+++ Data to process +++

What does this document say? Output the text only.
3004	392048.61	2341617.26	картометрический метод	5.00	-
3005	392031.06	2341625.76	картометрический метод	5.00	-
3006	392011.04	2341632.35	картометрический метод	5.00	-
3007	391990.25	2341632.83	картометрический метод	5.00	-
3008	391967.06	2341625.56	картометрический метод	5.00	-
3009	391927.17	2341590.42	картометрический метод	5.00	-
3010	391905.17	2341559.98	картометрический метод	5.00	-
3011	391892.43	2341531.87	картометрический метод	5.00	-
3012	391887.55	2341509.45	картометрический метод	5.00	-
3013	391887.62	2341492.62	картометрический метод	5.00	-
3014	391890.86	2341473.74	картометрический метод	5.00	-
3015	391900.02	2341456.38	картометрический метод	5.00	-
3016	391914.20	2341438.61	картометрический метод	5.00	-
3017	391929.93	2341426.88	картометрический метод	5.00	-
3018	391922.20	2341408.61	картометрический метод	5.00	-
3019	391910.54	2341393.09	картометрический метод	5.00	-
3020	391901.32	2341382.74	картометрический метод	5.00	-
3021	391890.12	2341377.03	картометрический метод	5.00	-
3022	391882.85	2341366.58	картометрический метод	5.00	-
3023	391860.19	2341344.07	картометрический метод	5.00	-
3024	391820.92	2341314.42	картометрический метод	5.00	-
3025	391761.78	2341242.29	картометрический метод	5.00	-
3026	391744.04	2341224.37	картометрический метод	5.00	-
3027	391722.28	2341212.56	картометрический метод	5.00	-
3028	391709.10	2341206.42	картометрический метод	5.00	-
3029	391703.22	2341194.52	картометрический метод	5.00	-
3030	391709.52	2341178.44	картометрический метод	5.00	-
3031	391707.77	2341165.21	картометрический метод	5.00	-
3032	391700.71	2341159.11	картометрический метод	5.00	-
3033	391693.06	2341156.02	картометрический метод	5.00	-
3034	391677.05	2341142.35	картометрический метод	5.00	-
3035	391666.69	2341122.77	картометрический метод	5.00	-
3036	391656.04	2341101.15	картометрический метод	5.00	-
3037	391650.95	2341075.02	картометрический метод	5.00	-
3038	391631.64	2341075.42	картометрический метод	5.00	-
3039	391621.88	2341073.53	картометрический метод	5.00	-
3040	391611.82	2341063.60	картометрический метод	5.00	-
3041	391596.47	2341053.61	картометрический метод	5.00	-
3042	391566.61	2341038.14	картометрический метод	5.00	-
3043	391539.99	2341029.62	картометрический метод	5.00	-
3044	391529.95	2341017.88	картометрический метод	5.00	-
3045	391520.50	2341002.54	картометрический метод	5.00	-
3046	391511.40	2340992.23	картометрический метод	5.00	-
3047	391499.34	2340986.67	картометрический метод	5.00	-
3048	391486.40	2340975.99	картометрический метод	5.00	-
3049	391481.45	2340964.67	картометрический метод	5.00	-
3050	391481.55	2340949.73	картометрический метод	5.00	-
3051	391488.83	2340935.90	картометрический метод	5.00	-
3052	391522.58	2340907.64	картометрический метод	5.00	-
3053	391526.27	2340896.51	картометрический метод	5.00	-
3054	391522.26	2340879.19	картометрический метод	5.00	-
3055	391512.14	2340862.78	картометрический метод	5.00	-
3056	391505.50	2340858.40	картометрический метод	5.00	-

+++

» **Short problem**:
Using the data above, return each line exactly as written.

» **Problem solution**:
What does this document say? Output the text only.
3004	392048.61	2341617.26	картометрический метод	5.00	-
3005	392031.06	2341625.76	картометрический метод	5.00	-
3006	392011.04	2341632.35	картометрический метод	5.00	-
3007	391990.25	2341632.83	картометрический метод	5.00	-
3008	391967.06	2341625.56	картометрический метод	5.00	-
3009	391927.17	2341590.42	картометрический метод	5.00	-
3010	391905.17	2341559.98	картометрический метод	5.00	-
3011	391892.43	2341531.87	картометрический метод	5.00	-
3012	391887.55	2341509.45	картометрический метод	5.00	-
3013	391887.62	2341492.62	картометрический метод	5.00	-
3014	391890.86	2341473.74	картометрический метод	5.00	-
3015	391900.02	2341456.38	картометрический метод	5.00	-
3016	391914.20	2341438.61	картометрический метод	5.00	-
3017	391929.93	2341426.88	картометрический метод	5.00	-
3018	391922.20	2341408.61	картометрический метод	5.00	-
3019	391910.54	2341393.09	картометрический метод	5.00	-
3020	391901.32	2341382.74	картометрический метод	5.00	-
3021	391890.12	2341377.03	картометрический метод	5.00	-
3022	391882.85	2341366.58	картометрический метод	5.00	-
3023	391860.19	2341344.07	картометрический метод	5.00	-
3024	391820.92	2341314.42	картометрический метод	5.00	-
3025	391761.78	2341242.29	картометрический метод	5.00	-
3026	391744.04	2341224.37	картометрический метод	5.00	-
3027	391722.28	2341212.56	картометрический метод	5.00	-
3028	391709.10	2341206.42	картометрический метод	5.00	-
3029	391703.22	2341194.52	картометрический метод	5.00	-
3030	391709.52	2341178.44	картометрический метод	5.00	-
3031	391707.77	2341165.21	картометрический метод	5.00	-
3032	391700.71	2341159.11	картометрический метод	5.00	-
3033	391693.06	2341156.02	картометрический метод	5.00	-
3034	391677.05	2341142.35	картометрический метод	5.00	-
3035	391666.69	2341122.77	картометрический метод	5.00	-
3036	391656.04	2341101.15	картометрический метод	5.00	-
3037	391650.95	2341075.02	картометрический метод	5.00	-
3038	391631.64	2341075.42	картометрический метод	5.00	-
3039	391621.88	2341073.53	картометрический метод	5.00	-
3040	391611.82	2341063.60	картометрический метод	5.00	-
3041	391596.47	2341053.61	картометрический метод	5.00	-
3042	391566.61	2341038.14	картометрический метод	5.00	-
3043	391539.99	2341029.62	картометрический метод	5.00	-
3044	391529.95	2341017.88	картометрический метод	5.00	-
3045	391520.50	2341002.54	картометрический метод	5.00	-
3046	391511.40	2340992.23	картометрический метод	5.00	-
3047	391499.34	2340986.67	картометрический метод	5.00	-
3048	391486.40	2340975.99	картометрический метод	5.00	-
3049	391481.45	2340964.67	картометрический метод	5.00	-
3050	391481.55	2340949.73	картометрический метод	5.00	-
3051	391488.83	2340935.90	картометрический метод	5.00	-
3052	391522.58	2340907.64	картометрический метод	5.00	-
3053	391526.27	2340896.51	картометрический метод	5.00	-
3054	391522.26	2340879.19	картометрический метод	5.00	-
3055	391512.14	2340862.78	картометрический метод	5.00	-
3056	391505.50	2340858.40	картометрический метод	5.00	-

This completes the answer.